The data —

# # # # #

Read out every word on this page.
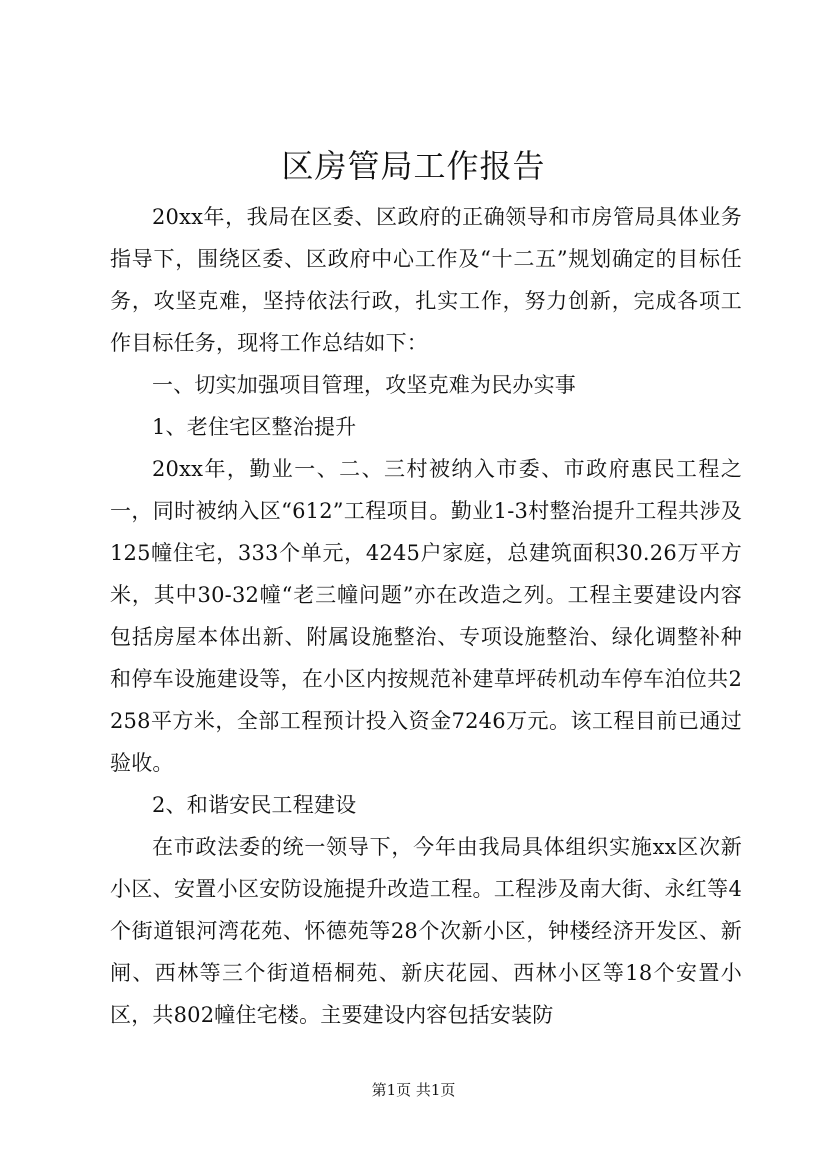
区房管局工作报告

20xx年，我局在区委、区政府的正确领导和市房管局具体业务指导下，围绕区委、区政府中心工作及“十二五”规划确定的目标任务，攻坚克难，坚持依法行政，扎实工作，努力创新，完成各项工作目标任务，现将工作总结如下：

一、切实加强项目管理，攻坚克难为民办实事

1、老住宅区整治提升

20xx年，勤业一、二、三村被纳入市委、市政府惠民工程之一，同时被纳入区“612”工程项目。勤业1-3村整治提升工程共涉及125幢住宅，333个单元，4245户家庭，总建筑面积30.26万平方米，其中30-32幢“老三幢问题”亦在改造之列。工程主要建设内容包括房屋本体出新、附属设施整治、专项设施整治、绿化调整补种和停车设施建设等，在小区内按规范补建草坪砖机动车停车泊位共2258平方米，全部工程预计投入资金7246万元。该工程目前已通过验收。

2、和谐安民工程建设

在市政法委的统一领导下，今年由我局具体组织实施xx区次新小区、安置小区安防设施提升改造工程。工程涉及南大街、永红等4个街道银河湾花苑、怀德苑等28个次新小区，钟楼经济开发区、新闸、西林等三个街道梧桐苑、新庆花园、西林小区等18个安置小区，共802幢住宅楼。主要建设内容包括安装防

第1页 共1页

# # # # #

What you will do — Transcribe the complete set of entries verbatim. No pictures belong in the copy.

The response —
Read out every word on this page.
区房管局工作报告

20xx年，我局在区委、区政府的正确领导和市房管局具体业务指导下，围绕区委、区政府中心工作及“十二五”规划确定的目标任务，攻坚克难，坚持依法行政，扎实工作，努力创新，完成各项工作目标任务，现将工作总结如下：

一、切实加强项目管理，攻坚克难为民办实事

1、老住宅区整治提升

20xx年，勤业一、二、三村被纳入市委、市政府惠民工程之一，同时被纳入区“612”工程项目。勤业1-3村整治提升工程共涉及125幢住宅，333个单元，4245户家庭，总建筑面积30.26万平方米，其中30-32幢“老三幢问题”亦在改造之列。工程主要建设内容包括房屋本体出新、附属设施整治、专项设施整治、绿化调整补种和停车设施建设等，在小区内按规范补建草坪砖机动车停车泊位共2258平方米，全部工程预计投入资金7246万元。该工程目前已通过验收。

2、和谐安民工程建设

在市政法委的统一领导下，今年由我局具体组织实施xx区次新小区、安置小区安防设施提升改造工程。工程涉及南大街、永红等4个街道银河湾花苑、怀德苑等28个次新小区，钟楼经济开发区、新闸、西林等三个街道梧桐苑、新庆花园、西林小区等18个安置小区，共802幢住宅楼。主要建设内容包括安装防

第1页 共1页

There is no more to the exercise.